=== RECORDS FOR PROCESSING ===

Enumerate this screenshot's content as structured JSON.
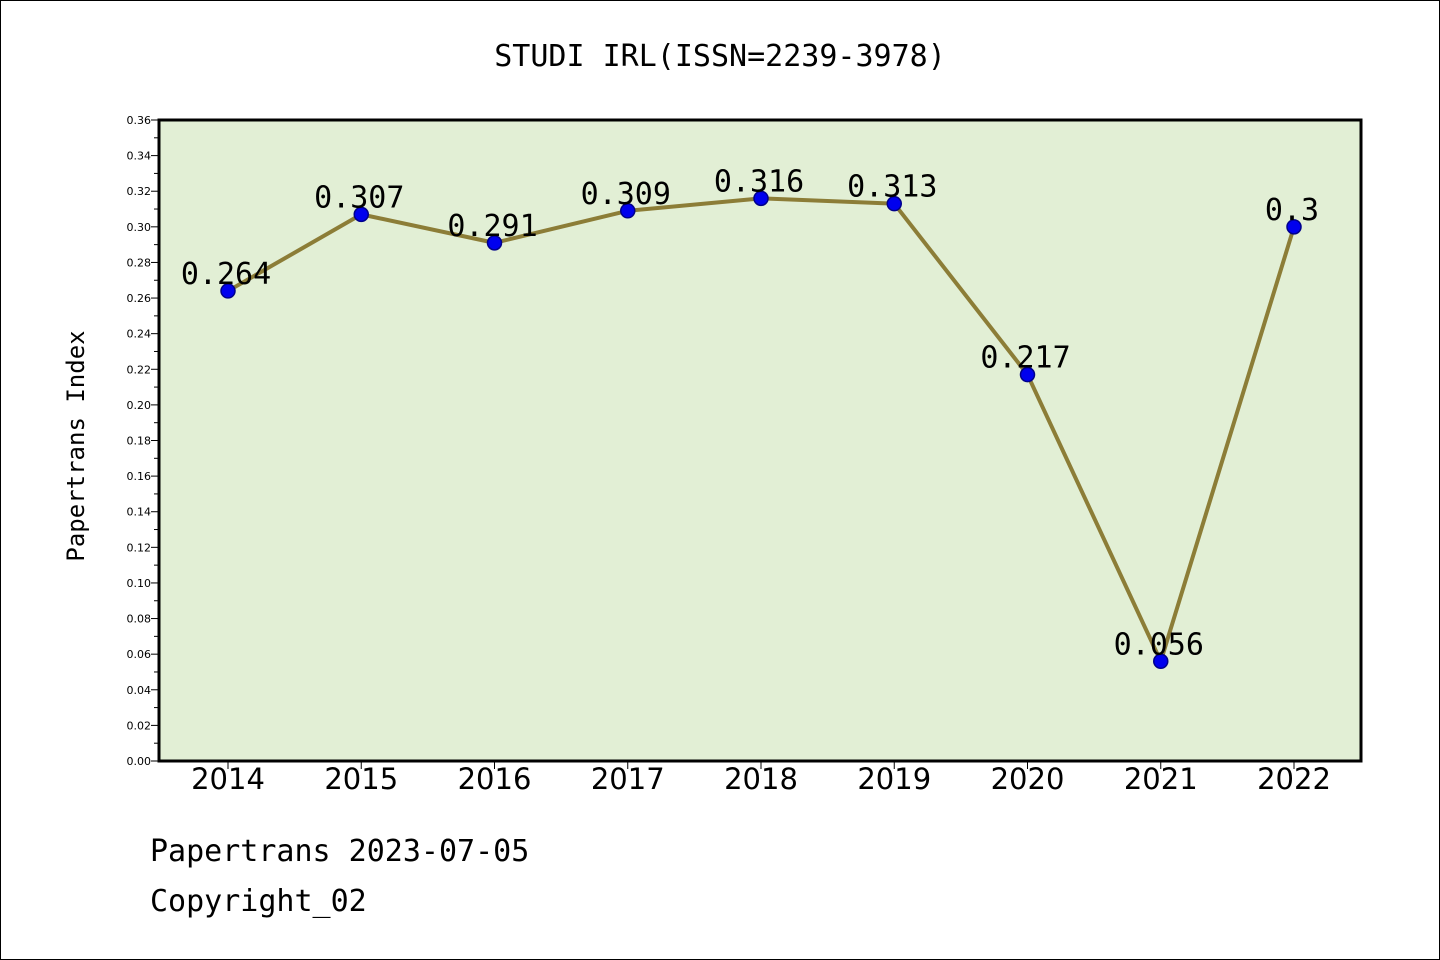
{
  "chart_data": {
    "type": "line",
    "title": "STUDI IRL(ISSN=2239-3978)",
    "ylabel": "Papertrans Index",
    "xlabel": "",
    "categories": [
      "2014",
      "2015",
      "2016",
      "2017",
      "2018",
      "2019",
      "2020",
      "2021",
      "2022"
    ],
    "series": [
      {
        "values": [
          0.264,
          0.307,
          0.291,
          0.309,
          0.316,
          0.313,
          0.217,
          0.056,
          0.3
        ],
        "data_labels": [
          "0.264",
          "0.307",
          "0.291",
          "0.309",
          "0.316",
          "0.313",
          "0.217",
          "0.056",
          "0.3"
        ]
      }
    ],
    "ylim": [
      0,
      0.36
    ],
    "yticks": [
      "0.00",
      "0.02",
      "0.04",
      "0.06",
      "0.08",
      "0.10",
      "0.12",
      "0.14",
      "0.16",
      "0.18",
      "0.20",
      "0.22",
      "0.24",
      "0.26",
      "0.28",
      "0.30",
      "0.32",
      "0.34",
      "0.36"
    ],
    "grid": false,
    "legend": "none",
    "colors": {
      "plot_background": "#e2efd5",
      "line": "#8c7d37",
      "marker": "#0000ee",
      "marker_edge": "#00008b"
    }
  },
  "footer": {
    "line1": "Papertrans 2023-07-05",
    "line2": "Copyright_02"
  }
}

===

• _EXERCISE GOAL_: Collect every line from the records above that contains the word "Papertrans".

• _CORRECT RESPONSE_:
    "ylabel": "Papertrans Index",
    "line1": "Papertrans 2023-07-05",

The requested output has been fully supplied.